**What you have to do**
Please write the listing below out again exactly, leaving every picture behind.

::: Material for the task :::

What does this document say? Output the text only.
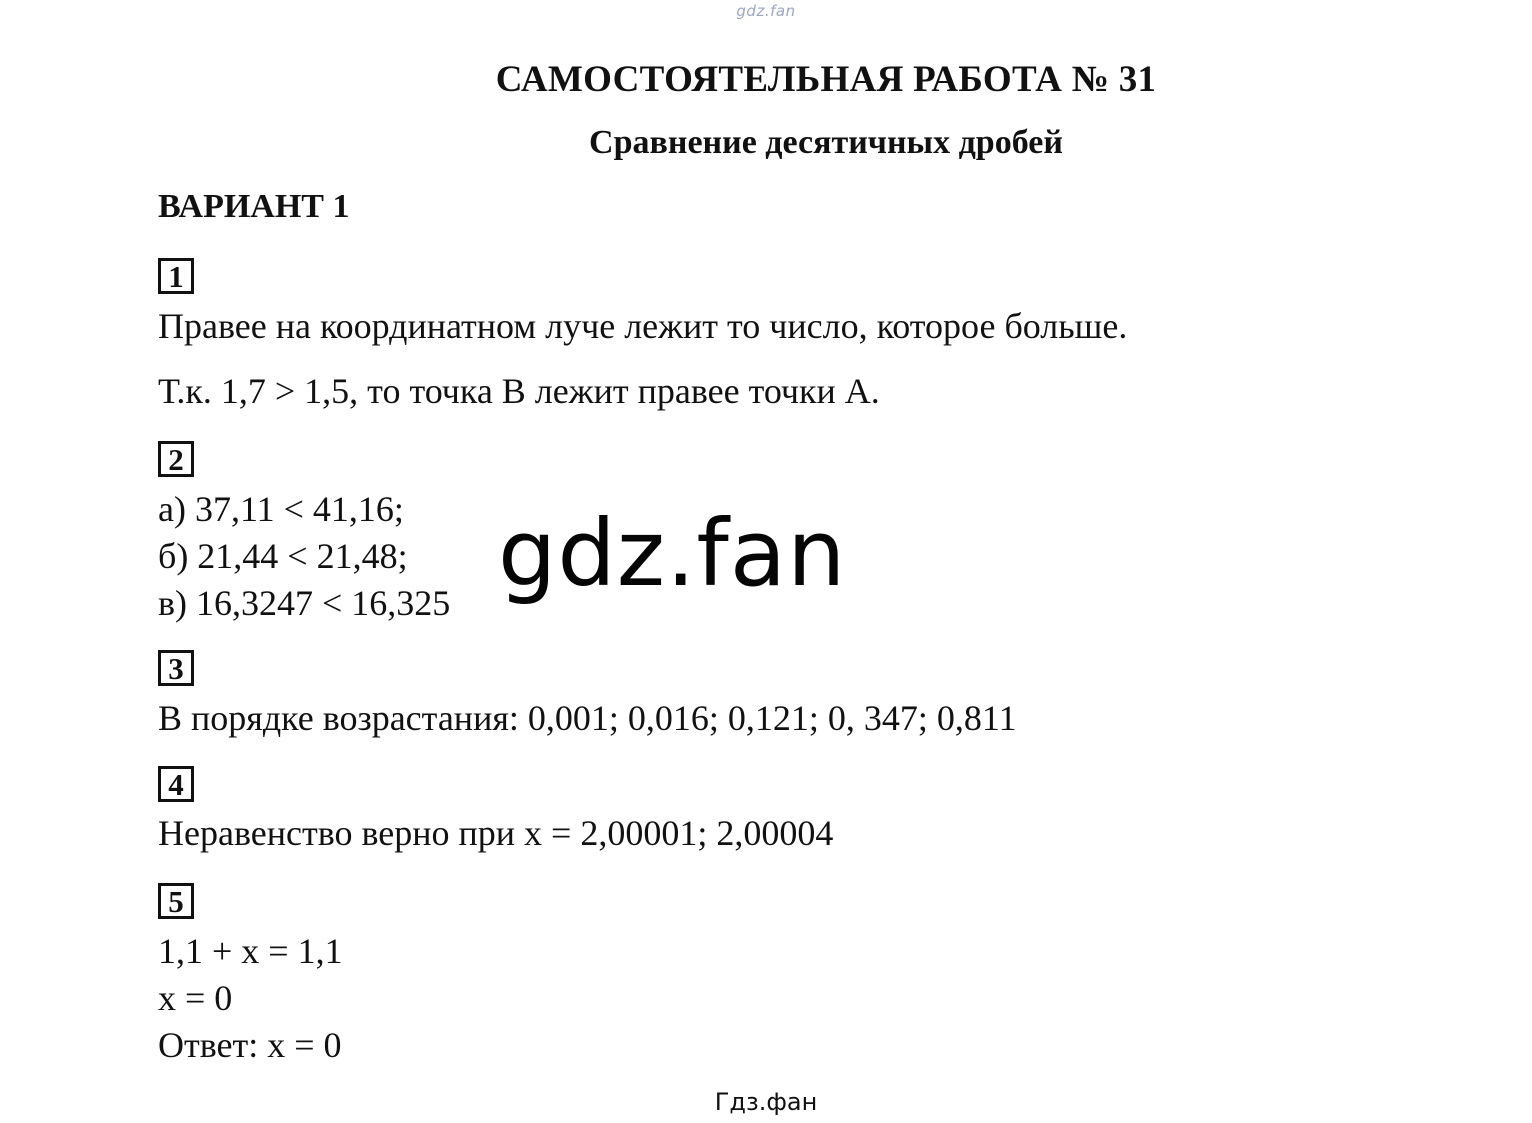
gdz.fan
САМОСТОЯТЕЛЬНАЯ РАБОТА № 31
Сравнение десятичных дробей
ВАРИАНТ 1
1
Правее на координатном луче лежит то число, которое больше.
Т.к. 1,7 > 1,5, то точка В лежит правее точки А.
2
а) 37,11 < 41,16;
б) 21,44 < 21,48;
в) 16,3247 < 16,325
3
В порядке возрастания: 0,001; 0,016; 0,121; 0, 347; 0,811
4
Неравенство верно при x = 2,00001; 2,00004
5
1,1 + x = 1,1
x = 0
Ответ: x = 0
gdz.fan
Гдз.фан
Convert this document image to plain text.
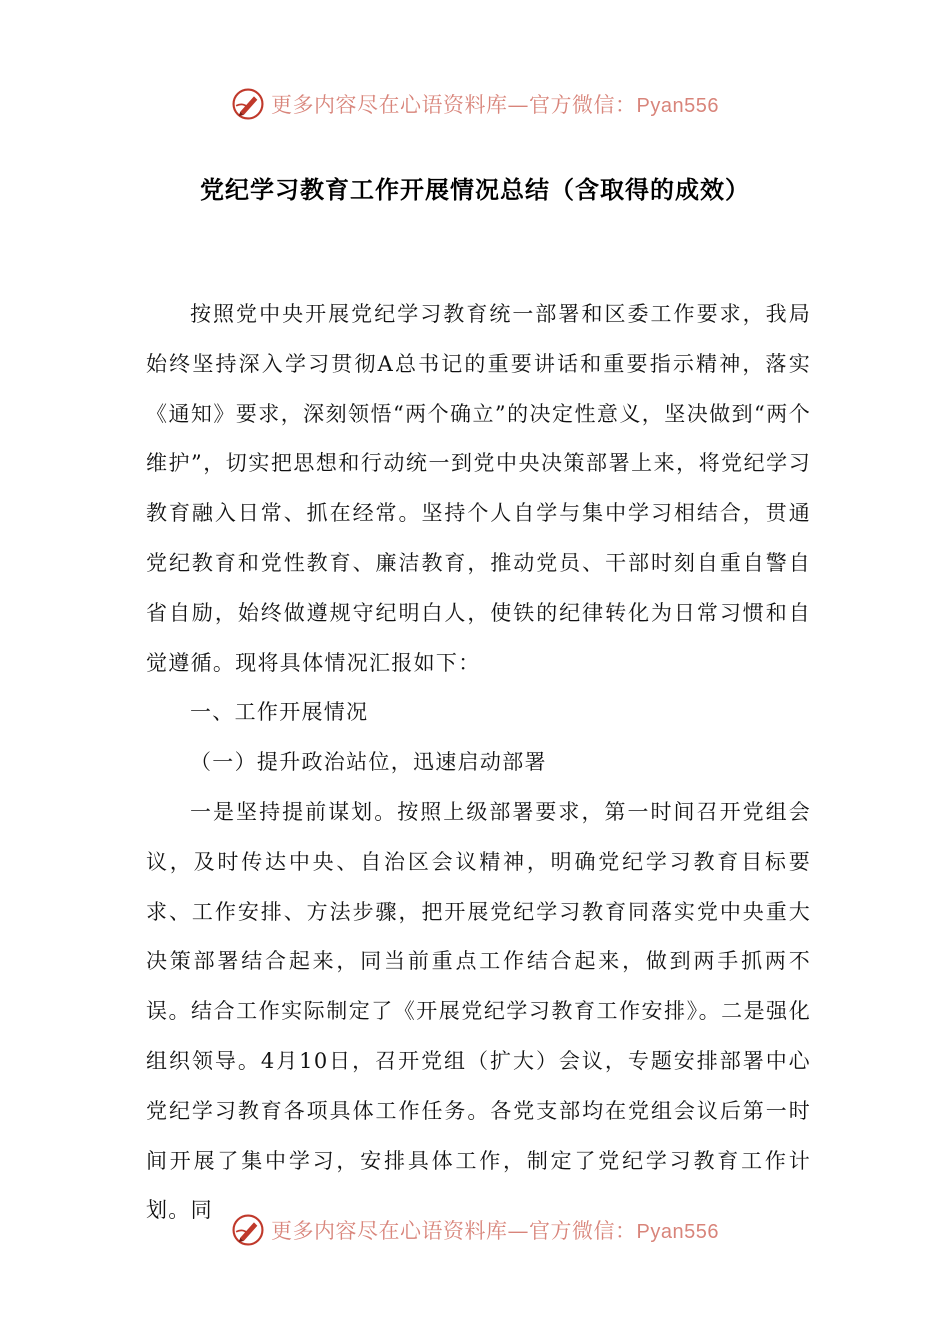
更多内容尽在心语资料库—官方微信：Pyan556
党纪学习教育工作开展情况总结（含取得的成效）

按照党中央开展党纪学习教育统一部署和区委工作要求，我局始终坚持深入学习贯彻A总书记的重要讲话和重要指示精神，落实《通知》要求，深刻领悟“两个确立”的决定性意义，坚决做到“两个维护”，切实把思想和行动统一到党中央决策部署上来，将党纪学习教育融入日常、抓在经常。坚持个人自学与集中学习相结合，贯通党纪教育和党性教育、廉洁教育，推动党员、干部时刻自重自警自省自励，始终做遵规守纪明白人，使铁的纪律转化为日常习惯和自觉遵循。现将具体情况汇报如下：

一、工作开展情况

（一）提升政治站位，迅速启动部署

一是坚持提前谋划。按照上级部署要求，第一时间召开党组会议，及时传达中央、自治区会议精神，明确党纪学习教育目标要求、工作安排、方法步骤，把开展党纪学习教育同落实党中央重大决策部署结合起来，同当前重点工作结合起来，做到两手抓两不误。结合工作实际制定了《开展党纪学习教育工作安排》。二是强化组织领导。4月10日，召开党组（扩大）会议，专题安排部署中心党纪学习教育各项具体工作任务。各党支部均在党组会议后第一时间开展了集中学习，安排具体工作，制定了党纪学习教育工作计划。同

更多内容尽在心语资料库—官方微信：Pyan556
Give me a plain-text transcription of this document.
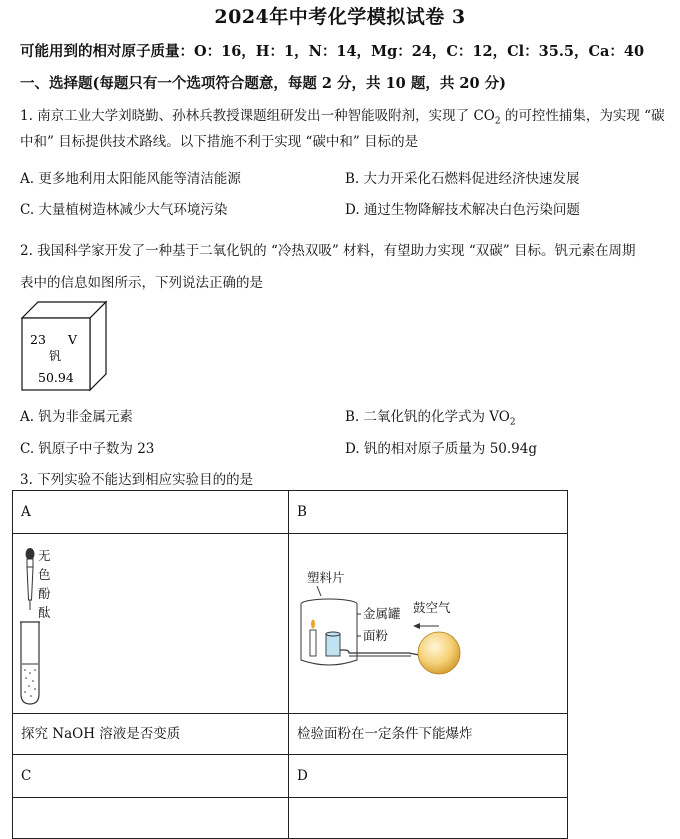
2024年中考化学模拟试卷 3
可能用到的相对原子质量：O：16，H：1，N：14，Mg：24，C：12，Cl：35.5，Ca：40
一、选择题(每题只有一个选项符合题意，每题 2 分，共 10 题，共 20 分)
1. 南京工业大学刘晓勤、孙林兵教授课题组研发出一种智能吸附剂，实现了 $CO_2$ 的可控性捕集，为实现 “碳
中和” 目标提供技术路线。以下措施不利于实现 “碳中和” 目标的是
A. 更多地利用太阳能风能等清洁能源	B. 大力开采化石燃料促进经济快速发展
C. 大量植树造林减少大气环境污染	D. 通过生物降解技术解决白色污染问题
2. 我国科学家开发了一种基于二氧化钒的 “冷热双吸” 材料，有望助力实现 “双碳” 目标。钒元素在周期
表中的信息如图所示，下列说法正确的是
23 V
钒
50.94
A. 钒为非金属元素	B. 二氧化钒的化学式为 $VO_2$
C. 钒原子中子数为 23	D. 钒的相对原子质量为 50.94g
3. 下列实验不能达到相应实验目的的是
A	B

无
色
酚
酞	塑料片
金属罐
面粉
鼓空气

探究 NaOH 溶液是否变质	检验面粉在一定条件下能爆炸
C	D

:::

**Result of the task**
What does this document say? Output the text only.
gdz.fan
САМОСТОЯТЕЛЬНАЯ РАБОТА № 31
Сравнение десятичных дробей
ВАРИАНТ 1
1
Правее на координатном луче лежит то число, которое больше.
Т.к. 1,7 > 1,5, то точка В лежит правее точки А.
2
а) 37,11 < 41,16;
б) 21,44 < 21,48;
в) 16,3247 < 16,325
3
В порядке возрастания: 0,001; 0,016; 0,121; 0, 347; 0,811
4
Неравенство верно при x = 2,00001; 2,00004
5
1,1 + x = 1,1
x = 0
Ответ: x = 0
gdz.fan
Гдз.фан
Convert this document image to plain text.
更多内容尽在心语资料库—官方微信：Pyan556
党纪学习教育工作开展情况总结（含取得的成效）

按照党中央开展党纪学习教育统一部署和区委工作要求，我局始终坚持深入学习贯彻A总书记的重要讲话和重要指示精神，落实《通知》要求，深刻领悟“两个确立”的决定性意义，坚决做到“两个维护”，切实把思想和行动统一到党中央决策部署上来，将党纪学习教育融入日常、抓在经常。坚持个人自学与集中学习相结合，贯通党纪教育和党性教育、廉洁教育，推动党员、干部时刻自重自警自省自励，始终做遵规守纪明白人，使铁的纪律转化为日常习惯和自觉遵循。现将具体情况汇报如下：

一、工作开展情况

（一）提升政治站位，迅速启动部署

一是坚持提前谋划。按照上级部署要求，第一时间召开党组会议，及时传达中央、自治区会议精神，明确党纪学习教育目标要求、工作安排、方法步骤，把开展党纪学习教育同落实党中央重大决策部署结合起来，同当前重点工作结合起来，做到两手抓两不误。结合工作实际制定了《开展党纪学习教育工作安排》。二是强化组织领导。4月10日，召开党组（扩大）会议，专题安排部署中心党纪学习教育各项具体工作任务。各党支部均在党组会议后第一时间开展了集中学习，安排具体工作，制定了党纪学习教育工作计划。同

更多内容尽在心语资料库—官方微信：Pyan556
Give me a plain-text transcription of this document.
2024年中考化学模拟试卷 3
可能用到的相对原子质量：O：16，H：1，N：14，Mg：24，C：12，Cl：35.5，Ca：40
一、选择题(每题只有一个选项符合题意，每题 2 分，共 10 题，共 20 分)
1. 南京工业大学刘晓勤、孙林兵教授课题组研发出一种智能吸附剂，实现了 $CO_2$ 的可控性捕集，为实现 “碳
中和” 目标提供技术路线。以下措施不利于实现 “碳中和” 目标的是
A. 更多地利用太阳能风能等清洁能源	B. 大力开采化石燃料促进经济快速发展
C. 大量植树造林减少大气环境污染	D. 通过生物降解技术解决白色污染问题
2. 我国科学家开发了一种基于二氧化钒的 “冷热双吸” 材料，有望助力实现 “双碳” 目标。钒元素在周期
表中的信息如图所示，下列说法正确的是
23 V
钒
50.94
A. 钒为非金属元素	B. 二氧化钒的化学式为 $VO_2$
C. 钒原子中子数为 23	D. 钒的相对原子质量为 50.94g
3. 下列实验不能达到相应实验目的的是
A	B

无
色
酚
酞	塑料片
金属罐
面粉
鼓空气

探究 NaOH 溶液是否变质	检验面粉在一定条件下能爆炸
C	D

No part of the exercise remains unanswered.